Track down the lines that contain "повышения" and copy them.
start Records to use
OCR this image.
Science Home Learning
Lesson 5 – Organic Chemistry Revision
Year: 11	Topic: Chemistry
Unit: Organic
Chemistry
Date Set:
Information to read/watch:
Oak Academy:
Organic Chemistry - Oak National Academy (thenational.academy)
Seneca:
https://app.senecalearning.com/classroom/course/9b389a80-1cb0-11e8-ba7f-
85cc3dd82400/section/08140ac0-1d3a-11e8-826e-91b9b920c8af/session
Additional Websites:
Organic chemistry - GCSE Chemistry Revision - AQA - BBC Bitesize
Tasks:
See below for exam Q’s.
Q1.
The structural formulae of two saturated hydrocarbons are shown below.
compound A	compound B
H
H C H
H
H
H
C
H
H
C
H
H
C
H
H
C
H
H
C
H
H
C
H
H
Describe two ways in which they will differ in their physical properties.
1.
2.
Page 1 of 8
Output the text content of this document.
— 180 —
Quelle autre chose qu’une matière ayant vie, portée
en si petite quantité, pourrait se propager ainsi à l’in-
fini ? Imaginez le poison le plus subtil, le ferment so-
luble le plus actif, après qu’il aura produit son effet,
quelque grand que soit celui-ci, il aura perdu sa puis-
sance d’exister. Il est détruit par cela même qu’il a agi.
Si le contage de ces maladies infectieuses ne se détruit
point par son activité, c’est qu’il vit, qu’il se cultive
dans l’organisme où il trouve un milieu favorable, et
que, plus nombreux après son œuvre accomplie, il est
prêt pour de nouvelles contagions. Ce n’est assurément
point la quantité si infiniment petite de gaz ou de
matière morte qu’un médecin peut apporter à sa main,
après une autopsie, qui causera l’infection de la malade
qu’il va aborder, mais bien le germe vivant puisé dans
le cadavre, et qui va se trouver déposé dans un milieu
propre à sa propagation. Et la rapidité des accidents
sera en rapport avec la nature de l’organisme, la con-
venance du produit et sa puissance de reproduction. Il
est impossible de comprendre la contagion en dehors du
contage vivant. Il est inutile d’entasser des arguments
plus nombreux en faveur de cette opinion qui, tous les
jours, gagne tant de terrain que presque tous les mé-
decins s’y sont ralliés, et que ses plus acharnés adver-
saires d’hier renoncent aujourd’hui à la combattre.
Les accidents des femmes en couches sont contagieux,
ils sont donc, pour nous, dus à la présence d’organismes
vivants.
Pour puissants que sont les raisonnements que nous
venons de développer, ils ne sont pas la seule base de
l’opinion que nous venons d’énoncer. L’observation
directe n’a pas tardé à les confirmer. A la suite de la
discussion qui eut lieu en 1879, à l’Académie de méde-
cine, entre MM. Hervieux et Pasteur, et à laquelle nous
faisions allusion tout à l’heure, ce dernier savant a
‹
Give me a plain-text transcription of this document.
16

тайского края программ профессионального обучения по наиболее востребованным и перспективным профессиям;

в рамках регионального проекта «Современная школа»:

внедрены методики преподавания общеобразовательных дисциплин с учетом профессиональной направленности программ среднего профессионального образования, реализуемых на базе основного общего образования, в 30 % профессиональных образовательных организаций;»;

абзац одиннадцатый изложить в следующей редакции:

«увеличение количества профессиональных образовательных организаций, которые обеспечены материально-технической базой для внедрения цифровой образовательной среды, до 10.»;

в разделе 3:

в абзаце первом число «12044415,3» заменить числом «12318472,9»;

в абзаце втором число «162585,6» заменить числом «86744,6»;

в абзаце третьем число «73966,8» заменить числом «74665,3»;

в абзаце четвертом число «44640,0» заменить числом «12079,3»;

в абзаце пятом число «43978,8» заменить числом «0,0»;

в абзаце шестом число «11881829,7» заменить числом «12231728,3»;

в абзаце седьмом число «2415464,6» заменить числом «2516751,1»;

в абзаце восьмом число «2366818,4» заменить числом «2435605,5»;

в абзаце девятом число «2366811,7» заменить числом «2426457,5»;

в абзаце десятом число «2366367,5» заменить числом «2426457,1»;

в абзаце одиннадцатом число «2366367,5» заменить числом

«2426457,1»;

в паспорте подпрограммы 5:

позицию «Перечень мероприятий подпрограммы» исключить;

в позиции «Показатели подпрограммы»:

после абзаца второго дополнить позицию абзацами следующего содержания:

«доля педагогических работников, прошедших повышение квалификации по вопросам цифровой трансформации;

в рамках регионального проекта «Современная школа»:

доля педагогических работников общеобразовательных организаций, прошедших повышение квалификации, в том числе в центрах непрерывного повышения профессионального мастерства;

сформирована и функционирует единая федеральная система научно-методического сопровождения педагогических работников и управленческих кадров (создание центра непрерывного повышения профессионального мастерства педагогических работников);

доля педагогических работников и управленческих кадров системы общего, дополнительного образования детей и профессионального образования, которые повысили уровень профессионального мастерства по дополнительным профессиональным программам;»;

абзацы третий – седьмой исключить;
end Records to use
- [Reply]:
доля педагогических работников общеобразовательных организаций, прошедших повышение квалификации, в том числе в центрах непрерывного повышения профессионального мастерства;
сформирована и функционирует единая федеральная система научно-методического сопровождения педагогических работников и управленческих кадров (создание центра непрерывного повышения профессионального мастерства педагогических работников);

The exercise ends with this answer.